Check each line below for the word "level" and give the number of lines that have it, nothing more.
— START OF Data supplied —
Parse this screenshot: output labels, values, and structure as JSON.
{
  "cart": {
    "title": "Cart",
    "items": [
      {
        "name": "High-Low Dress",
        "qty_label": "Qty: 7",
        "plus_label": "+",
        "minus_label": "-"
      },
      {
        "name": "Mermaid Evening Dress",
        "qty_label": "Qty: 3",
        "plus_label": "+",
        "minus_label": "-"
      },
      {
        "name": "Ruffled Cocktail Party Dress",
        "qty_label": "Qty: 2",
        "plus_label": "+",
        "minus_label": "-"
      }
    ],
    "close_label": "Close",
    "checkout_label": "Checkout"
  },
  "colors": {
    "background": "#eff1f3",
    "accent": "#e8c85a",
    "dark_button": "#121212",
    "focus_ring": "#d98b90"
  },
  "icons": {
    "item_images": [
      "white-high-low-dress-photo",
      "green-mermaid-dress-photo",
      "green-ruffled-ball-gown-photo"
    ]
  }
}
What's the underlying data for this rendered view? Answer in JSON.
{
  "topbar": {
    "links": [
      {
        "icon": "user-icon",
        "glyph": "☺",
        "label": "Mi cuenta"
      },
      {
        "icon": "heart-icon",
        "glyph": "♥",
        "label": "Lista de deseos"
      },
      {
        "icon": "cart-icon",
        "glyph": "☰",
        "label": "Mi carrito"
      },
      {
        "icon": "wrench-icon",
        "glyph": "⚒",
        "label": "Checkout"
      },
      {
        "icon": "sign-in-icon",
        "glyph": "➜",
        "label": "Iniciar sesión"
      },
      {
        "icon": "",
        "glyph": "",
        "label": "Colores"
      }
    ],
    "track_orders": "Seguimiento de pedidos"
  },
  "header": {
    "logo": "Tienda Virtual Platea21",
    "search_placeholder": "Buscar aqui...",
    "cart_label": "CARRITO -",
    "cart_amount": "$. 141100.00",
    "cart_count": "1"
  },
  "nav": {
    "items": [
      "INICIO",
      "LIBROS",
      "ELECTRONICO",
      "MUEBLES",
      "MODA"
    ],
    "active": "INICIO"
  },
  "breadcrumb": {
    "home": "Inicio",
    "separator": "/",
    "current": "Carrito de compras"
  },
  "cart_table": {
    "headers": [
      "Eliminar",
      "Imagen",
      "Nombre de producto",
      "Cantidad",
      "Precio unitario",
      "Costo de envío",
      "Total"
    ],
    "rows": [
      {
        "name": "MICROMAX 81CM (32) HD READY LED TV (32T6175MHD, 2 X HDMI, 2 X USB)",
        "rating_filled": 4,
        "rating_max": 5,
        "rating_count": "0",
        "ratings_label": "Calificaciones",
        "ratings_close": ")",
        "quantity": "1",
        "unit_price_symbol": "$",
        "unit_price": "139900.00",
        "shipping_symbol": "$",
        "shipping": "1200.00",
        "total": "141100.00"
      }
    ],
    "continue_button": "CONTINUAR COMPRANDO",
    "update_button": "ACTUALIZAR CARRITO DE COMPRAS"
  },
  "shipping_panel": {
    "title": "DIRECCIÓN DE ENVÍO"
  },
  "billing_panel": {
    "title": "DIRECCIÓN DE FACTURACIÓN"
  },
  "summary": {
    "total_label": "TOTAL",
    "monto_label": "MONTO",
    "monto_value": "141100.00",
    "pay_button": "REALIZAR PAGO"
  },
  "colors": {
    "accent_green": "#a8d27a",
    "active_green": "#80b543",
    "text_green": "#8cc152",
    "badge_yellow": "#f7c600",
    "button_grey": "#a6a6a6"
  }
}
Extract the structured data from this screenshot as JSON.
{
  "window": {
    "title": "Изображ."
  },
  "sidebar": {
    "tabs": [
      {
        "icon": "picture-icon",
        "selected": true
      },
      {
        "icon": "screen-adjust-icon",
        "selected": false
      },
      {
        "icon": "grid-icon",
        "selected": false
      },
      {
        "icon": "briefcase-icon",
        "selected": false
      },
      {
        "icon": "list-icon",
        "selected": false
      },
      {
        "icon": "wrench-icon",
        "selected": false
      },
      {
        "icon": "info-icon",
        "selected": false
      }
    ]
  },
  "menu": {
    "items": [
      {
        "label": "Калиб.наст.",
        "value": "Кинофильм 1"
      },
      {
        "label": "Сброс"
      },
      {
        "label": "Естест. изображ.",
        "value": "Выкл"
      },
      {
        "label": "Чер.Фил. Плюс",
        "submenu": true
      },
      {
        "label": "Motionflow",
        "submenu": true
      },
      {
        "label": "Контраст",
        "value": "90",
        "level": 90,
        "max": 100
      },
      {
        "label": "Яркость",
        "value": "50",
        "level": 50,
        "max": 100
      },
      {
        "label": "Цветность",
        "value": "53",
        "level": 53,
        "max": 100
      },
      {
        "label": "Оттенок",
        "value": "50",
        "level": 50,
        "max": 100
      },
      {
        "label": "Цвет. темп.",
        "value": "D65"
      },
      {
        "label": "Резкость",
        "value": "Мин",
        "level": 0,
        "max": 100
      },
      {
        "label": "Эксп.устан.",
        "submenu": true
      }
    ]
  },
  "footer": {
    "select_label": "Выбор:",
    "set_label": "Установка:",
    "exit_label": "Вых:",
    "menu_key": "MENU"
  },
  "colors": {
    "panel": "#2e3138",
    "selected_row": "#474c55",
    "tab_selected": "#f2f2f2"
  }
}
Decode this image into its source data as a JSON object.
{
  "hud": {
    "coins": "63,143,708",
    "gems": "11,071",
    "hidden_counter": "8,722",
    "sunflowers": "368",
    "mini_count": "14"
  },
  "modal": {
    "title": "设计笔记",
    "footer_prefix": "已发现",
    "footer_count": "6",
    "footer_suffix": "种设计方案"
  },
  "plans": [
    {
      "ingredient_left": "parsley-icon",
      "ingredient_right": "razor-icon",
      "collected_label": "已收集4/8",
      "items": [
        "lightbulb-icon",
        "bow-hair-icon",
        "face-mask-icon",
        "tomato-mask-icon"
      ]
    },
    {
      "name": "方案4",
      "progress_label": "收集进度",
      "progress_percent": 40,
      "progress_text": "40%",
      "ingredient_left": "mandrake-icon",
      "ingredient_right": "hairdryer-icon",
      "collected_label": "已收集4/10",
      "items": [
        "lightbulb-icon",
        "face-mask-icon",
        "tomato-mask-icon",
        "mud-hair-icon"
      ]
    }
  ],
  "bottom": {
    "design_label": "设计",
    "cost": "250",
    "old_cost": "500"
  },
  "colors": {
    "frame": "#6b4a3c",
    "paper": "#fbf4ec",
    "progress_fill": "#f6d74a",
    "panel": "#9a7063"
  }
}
— END OF Data supplied —
Task answer:
5